**PROBLEM DESCRIPTION:** Copy every one of the records below word for word, leaving out the pictures.
>>>
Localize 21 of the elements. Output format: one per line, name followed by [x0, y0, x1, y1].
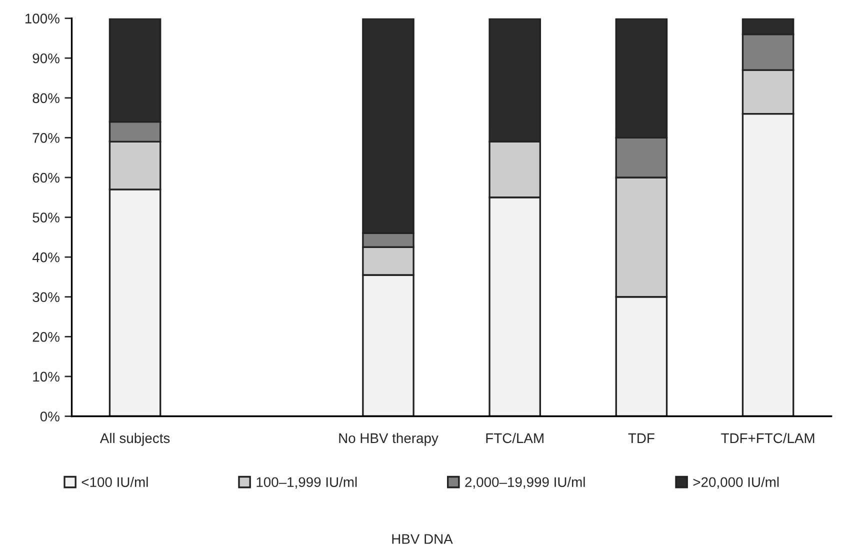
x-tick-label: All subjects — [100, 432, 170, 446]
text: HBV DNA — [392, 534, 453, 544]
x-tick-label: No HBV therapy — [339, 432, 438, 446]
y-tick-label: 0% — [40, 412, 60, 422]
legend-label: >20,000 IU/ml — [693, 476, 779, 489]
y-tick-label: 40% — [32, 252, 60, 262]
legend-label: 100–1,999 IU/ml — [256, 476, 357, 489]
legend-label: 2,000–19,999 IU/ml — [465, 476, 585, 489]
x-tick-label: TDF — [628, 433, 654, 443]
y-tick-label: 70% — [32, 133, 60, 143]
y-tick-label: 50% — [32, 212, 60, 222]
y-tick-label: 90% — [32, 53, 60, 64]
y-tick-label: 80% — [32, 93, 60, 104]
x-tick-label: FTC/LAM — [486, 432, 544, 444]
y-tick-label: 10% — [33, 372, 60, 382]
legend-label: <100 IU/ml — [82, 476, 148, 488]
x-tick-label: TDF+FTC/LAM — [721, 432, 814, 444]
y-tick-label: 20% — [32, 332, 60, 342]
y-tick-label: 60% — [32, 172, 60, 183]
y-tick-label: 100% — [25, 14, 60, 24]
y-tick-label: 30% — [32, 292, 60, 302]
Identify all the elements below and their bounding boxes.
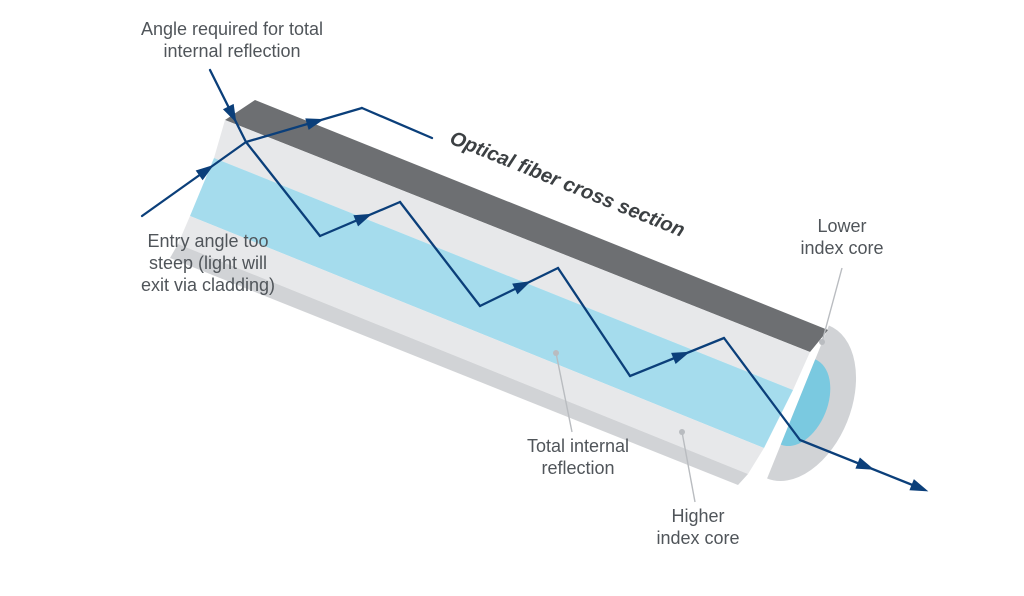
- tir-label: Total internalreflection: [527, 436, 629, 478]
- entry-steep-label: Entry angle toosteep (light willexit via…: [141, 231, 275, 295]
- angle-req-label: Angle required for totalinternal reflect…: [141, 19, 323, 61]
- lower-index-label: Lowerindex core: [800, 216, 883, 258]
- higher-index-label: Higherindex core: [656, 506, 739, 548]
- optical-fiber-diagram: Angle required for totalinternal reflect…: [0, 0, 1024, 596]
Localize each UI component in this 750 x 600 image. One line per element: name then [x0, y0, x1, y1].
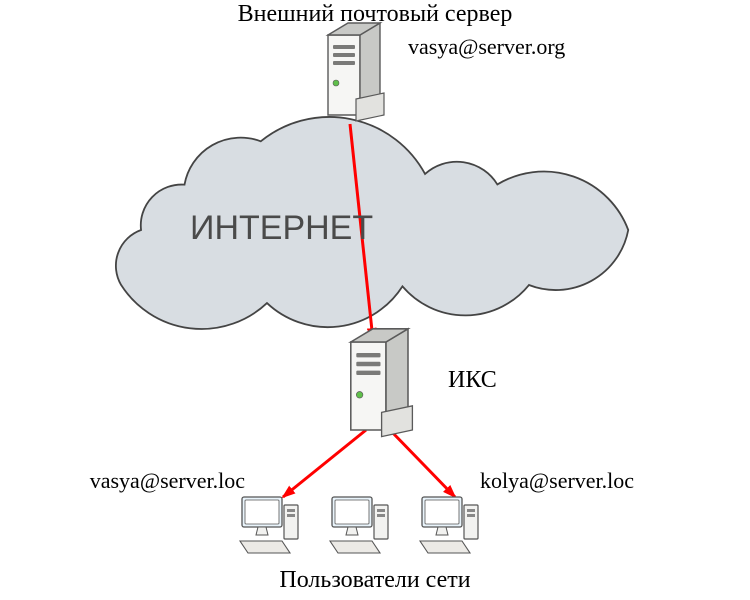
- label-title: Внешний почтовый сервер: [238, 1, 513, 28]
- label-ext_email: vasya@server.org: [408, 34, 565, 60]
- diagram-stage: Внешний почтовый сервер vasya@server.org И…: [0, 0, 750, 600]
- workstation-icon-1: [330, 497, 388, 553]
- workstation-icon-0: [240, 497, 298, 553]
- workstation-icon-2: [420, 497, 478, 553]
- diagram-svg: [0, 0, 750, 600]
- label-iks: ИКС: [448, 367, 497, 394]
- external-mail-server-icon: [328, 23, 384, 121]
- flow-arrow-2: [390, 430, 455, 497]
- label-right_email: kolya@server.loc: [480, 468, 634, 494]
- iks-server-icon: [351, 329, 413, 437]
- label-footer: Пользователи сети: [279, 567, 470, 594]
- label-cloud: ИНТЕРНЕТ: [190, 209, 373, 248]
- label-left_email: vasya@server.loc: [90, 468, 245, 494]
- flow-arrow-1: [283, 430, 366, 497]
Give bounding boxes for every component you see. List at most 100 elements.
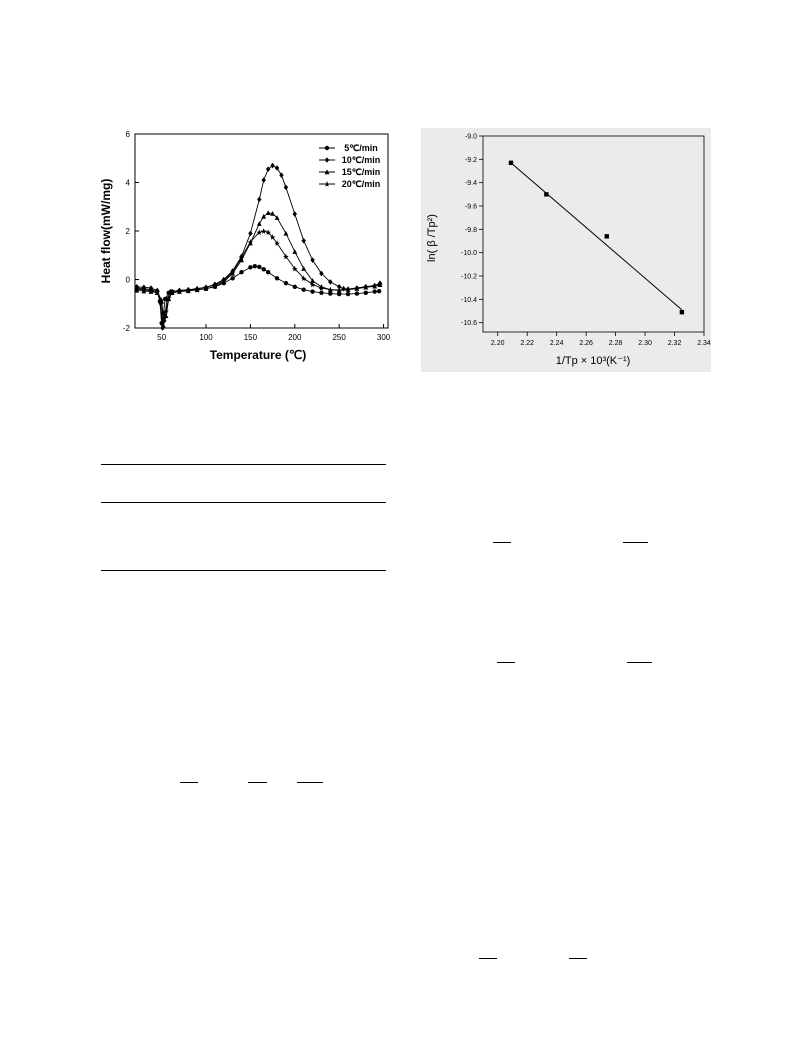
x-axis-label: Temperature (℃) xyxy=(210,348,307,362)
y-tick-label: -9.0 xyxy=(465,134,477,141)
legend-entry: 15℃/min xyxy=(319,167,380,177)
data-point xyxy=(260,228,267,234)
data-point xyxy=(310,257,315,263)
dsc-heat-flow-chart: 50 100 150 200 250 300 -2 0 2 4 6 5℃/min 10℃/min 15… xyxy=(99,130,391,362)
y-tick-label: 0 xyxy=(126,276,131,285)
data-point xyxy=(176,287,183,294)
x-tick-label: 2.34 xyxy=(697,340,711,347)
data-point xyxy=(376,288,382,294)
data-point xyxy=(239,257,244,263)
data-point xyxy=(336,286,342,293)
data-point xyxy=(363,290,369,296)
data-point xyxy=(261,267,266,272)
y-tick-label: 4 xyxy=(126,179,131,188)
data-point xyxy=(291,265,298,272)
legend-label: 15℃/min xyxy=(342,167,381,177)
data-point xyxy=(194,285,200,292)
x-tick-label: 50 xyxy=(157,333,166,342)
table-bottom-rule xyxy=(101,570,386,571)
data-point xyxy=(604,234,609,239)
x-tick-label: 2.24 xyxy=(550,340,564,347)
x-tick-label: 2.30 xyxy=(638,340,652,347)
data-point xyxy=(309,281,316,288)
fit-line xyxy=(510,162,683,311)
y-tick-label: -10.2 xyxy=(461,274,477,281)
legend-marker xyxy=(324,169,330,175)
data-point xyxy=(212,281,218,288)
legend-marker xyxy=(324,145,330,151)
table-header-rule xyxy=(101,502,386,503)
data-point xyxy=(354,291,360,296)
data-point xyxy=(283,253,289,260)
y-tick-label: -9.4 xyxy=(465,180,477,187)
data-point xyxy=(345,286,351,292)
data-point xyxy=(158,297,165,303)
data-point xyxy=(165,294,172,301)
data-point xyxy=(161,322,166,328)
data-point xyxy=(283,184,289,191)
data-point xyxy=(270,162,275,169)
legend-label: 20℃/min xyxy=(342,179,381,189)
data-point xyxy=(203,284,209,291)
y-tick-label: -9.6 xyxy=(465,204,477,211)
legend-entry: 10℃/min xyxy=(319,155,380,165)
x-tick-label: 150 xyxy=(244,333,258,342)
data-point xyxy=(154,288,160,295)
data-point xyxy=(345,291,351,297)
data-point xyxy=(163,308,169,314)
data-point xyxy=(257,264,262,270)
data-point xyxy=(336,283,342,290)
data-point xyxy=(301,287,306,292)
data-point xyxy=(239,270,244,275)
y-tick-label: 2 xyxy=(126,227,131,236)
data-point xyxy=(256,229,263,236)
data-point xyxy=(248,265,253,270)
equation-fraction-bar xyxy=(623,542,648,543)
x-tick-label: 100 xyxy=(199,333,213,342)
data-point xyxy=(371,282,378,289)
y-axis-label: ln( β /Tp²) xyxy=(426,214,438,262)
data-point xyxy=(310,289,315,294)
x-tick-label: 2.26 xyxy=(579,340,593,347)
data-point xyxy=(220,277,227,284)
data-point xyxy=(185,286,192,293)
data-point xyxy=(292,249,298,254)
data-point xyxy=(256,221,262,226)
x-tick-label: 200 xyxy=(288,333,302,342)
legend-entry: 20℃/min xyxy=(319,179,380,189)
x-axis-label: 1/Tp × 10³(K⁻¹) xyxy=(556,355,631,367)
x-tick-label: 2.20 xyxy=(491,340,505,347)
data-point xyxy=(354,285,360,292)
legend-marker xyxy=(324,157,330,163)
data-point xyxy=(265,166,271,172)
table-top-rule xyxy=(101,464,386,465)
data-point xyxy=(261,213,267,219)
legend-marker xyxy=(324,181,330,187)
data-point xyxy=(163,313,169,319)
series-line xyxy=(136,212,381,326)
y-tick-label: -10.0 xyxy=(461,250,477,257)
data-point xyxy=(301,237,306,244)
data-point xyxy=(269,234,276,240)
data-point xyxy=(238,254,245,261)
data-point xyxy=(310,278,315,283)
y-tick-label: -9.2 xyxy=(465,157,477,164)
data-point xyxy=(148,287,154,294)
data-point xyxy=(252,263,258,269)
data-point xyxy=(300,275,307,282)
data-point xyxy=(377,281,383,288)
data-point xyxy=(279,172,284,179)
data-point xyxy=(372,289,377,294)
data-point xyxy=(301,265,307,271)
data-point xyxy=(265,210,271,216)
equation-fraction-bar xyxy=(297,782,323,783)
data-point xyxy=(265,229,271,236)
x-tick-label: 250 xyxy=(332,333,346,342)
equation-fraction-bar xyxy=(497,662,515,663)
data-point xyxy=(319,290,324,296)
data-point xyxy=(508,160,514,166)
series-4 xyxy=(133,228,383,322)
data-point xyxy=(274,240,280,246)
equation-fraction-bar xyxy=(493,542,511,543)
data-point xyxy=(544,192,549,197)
<<<
**ANSWER TO THIS TASK:**
Localize 21 of the elements. Output format: one per line, name followed by [x0, y0, x1, y1].
x-tick-label: All subjects — [100, 432, 170, 446]
text: HBV DNA — [392, 534, 453, 544]
x-tick-label: No HBV therapy — [339, 432, 438, 446]
y-tick-label: 0% — [40, 412, 60, 422]
legend-label: >20,000 IU/ml — [693, 476, 779, 489]
y-tick-label: 40% — [32, 252, 60, 262]
legend-label: 100–1,999 IU/ml — [256, 476, 357, 489]
legend-label: 2,000–19,999 IU/ml — [465, 476, 585, 489]
x-tick-label: TDF — [628, 433, 654, 443]
y-tick-label: 70% — [32, 133, 60, 143]
y-tick-label: 50% — [32, 212, 60, 222]
y-tick-label: 90% — [32, 53, 60, 64]
y-tick-label: 80% — [32, 93, 60, 104]
x-tick-label: FTC/LAM — [486, 432, 544, 444]
y-tick-label: 10% — [33, 372, 60, 382]
legend-label: <100 IU/ml — [82, 476, 148, 488]
x-tick-label: TDF+FTC/LAM — [721, 432, 814, 444]
y-tick-label: 20% — [32, 332, 60, 342]
y-tick-label: 60% — [32, 172, 60, 183]
y-tick-label: 100% — [25, 14, 60, 24]
y-tick-label: 30% — [32, 292, 60, 302]
Identify all the elements below and their bounding boxes.
- tir-label: Total internalreflection: [527, 436, 629, 478]
- entry-steep-label: Entry angle toosteep (light willexit via…: [141, 231, 275, 295]
- angle-req-label: Angle required for totalinternal reflect…: [141, 19, 323, 61]
- lower-index-label: Lowerindex core: [800, 216, 883, 258]
- higher-index-label: Higherindex core: [656, 506, 739, 548]
- optical-fiber-diagram: Angle required for totalinternal reflect…: [0, 0, 1024, 596]
Localize each UI component in this 750 x 600 image. One line per element: name then [x0, y0, x1, y1].
- label-title: Внешний почтовый сервер: [238, 1, 513, 28]
- label-ext_email: vasya@server.org: [408, 34, 565, 60]
- diagram-stage: Внешний почтовый сервер vasya@server.org И…: [0, 0, 750, 600]
- workstation-icon-1: [330, 497, 388, 553]
- workstation-icon-0: [240, 497, 298, 553]
- workstation-icon-2: [420, 497, 478, 553]
- diagram-svg: [0, 0, 750, 600]
- label-iks: ИКС: [448, 367, 497, 394]
- external-mail-server-icon: [328, 23, 384, 121]
- flow-arrow-2: [390, 430, 455, 497]
- label-right_email: kolya@server.loc: [480, 468, 634, 494]
- iks-server-icon: [351, 329, 413, 437]
- label-footer: Пользователи сети: [279, 567, 470, 594]
- label-cloud: ИНТЕРНЕТ: [190, 209, 373, 248]
- label-left_email: vasya@server.loc: [90, 468, 245, 494]
- flow-arrow-1: [283, 430, 366, 497]
Give bounding boxes for every component you see. List at most 100 elements.
x-axis-label: Temperature (℃) xyxy=(210,348,307,362)
y-tick-label: -9.0 xyxy=(465,134,477,141)
legend-entry: 15℃/min xyxy=(319,167,380,177)
data-point xyxy=(260,228,267,234)
data-point xyxy=(310,257,315,263)
dsc-heat-flow-chart: 50 100 150 200 250 300 -2 0 2 4 6 5℃/min 10℃/min 15… xyxy=(99,130,391,362)
y-tick-label: 0 xyxy=(126,276,131,285)
data-point xyxy=(176,287,183,294)
x-tick-label: 2.34 xyxy=(697,340,711,347)
data-point xyxy=(376,288,382,294)
data-point xyxy=(239,257,244,263)
data-point xyxy=(336,286,342,293)
data-point xyxy=(363,290,369,296)
data-point xyxy=(261,267,266,272)
y-tick-label: 4 xyxy=(126,179,131,188)
data-point xyxy=(291,265,298,272)
legend-label: 15℃/min xyxy=(342,167,381,177)
data-point xyxy=(194,285,200,292)
x-tick-label: 50 xyxy=(157,333,166,342)
table-bottom-rule xyxy=(101,570,386,571)
data-point xyxy=(604,234,609,239)
x-tick-label: 2.24 xyxy=(550,340,564,347)
x-tick-label: 2.30 xyxy=(638,340,652,347)
data-point xyxy=(309,281,316,288)
fit-line xyxy=(510,162,683,311)
y-tick-label: -10.2 xyxy=(461,274,477,281)
legend-marker xyxy=(324,169,330,175)
data-point xyxy=(212,281,218,288)
legend-marker xyxy=(324,145,330,151)
table-header-rule xyxy=(101,502,386,503)
data-point xyxy=(354,291,360,296)
data-point xyxy=(283,253,289,260)
y-tick-label: -9.4 xyxy=(465,180,477,187)
data-point xyxy=(345,286,351,292)
data-point xyxy=(158,297,165,303)
data-point xyxy=(165,294,172,301)
data-point xyxy=(161,322,166,328)
data-point xyxy=(283,184,289,191)
data-point xyxy=(270,162,275,169)
legend-label: 20℃/min xyxy=(342,179,381,189)
data-point xyxy=(203,284,209,291)
y-tick-label: -9.6 xyxy=(465,204,477,211)
legend-entry: 10℃/min xyxy=(319,155,380,165)
x-tick-label: 150 xyxy=(244,333,258,342)
data-point xyxy=(154,288,160,295)
data-point xyxy=(345,291,351,297)
data-point xyxy=(163,308,169,314)
data-point xyxy=(257,264,262,270)
data-point xyxy=(336,283,342,290)
data-point xyxy=(301,287,306,292)
data-point xyxy=(239,270,244,275)
y-tick-label: 2 xyxy=(126,227,131,236)
data-point xyxy=(256,229,263,236)
data-point xyxy=(248,265,253,270)
equation-fraction-bar xyxy=(623,542,648,543)
x-tick-label: 100 xyxy=(199,333,213,342)
data-point xyxy=(371,282,378,289)
y-axis-label: ln( β /Tp²) xyxy=(426,214,438,262)
data-point xyxy=(310,289,315,294)
x-tick-label: 2.26 xyxy=(579,340,593,347)
data-point xyxy=(220,277,227,284)
data-point xyxy=(185,286,192,293)
data-point xyxy=(292,249,298,254)
data-point xyxy=(256,221,262,226)
x-tick-label: 200 xyxy=(288,333,302,342)
legend-entry: 20℃/min xyxy=(319,179,380,189)
x-axis-label: 1/Tp × 10³(K⁻¹) xyxy=(556,355,631,367)
x-tick-label: 2.20 xyxy=(491,340,505,347)
data-point xyxy=(354,285,360,292)
legend-marker xyxy=(324,157,330,163)
data-point xyxy=(265,166,271,172)
table-top-rule xyxy=(101,464,386,465)
data-point xyxy=(261,213,267,219)
legend-marker xyxy=(324,181,330,187)
data-point xyxy=(163,313,169,319)
series-line xyxy=(136,212,381,326)
y-tick-label: -10.0 xyxy=(461,250,477,257)
data-point xyxy=(301,237,306,244)
data-point xyxy=(269,234,276,240)
data-point xyxy=(238,254,245,261)
data-point xyxy=(310,278,315,283)
y-tick-label: -9.2 xyxy=(465,157,477,164)
data-point xyxy=(148,287,154,294)
data-point xyxy=(252,263,258,269)
data-point xyxy=(300,275,307,282)
data-point xyxy=(377,281,383,288)
data-point xyxy=(279,172,284,179)
data-point xyxy=(372,289,377,294)
data-point xyxy=(301,265,307,271)
data-point xyxy=(265,210,271,216)
equation-fraction-bar xyxy=(297,782,323,783)
data-point xyxy=(265,229,271,236)
x-tick-label: 250 xyxy=(332,333,346,342)
equation-fraction-bar xyxy=(497,662,515,663)
data-point xyxy=(319,290,324,296)
data-point xyxy=(508,160,514,166)
series-4 xyxy=(133,228,383,322)
data-point xyxy=(274,240,280,246)
equation-fraction-bar xyxy=(493,542,511,543)
data-point xyxy=(544,192,549,197)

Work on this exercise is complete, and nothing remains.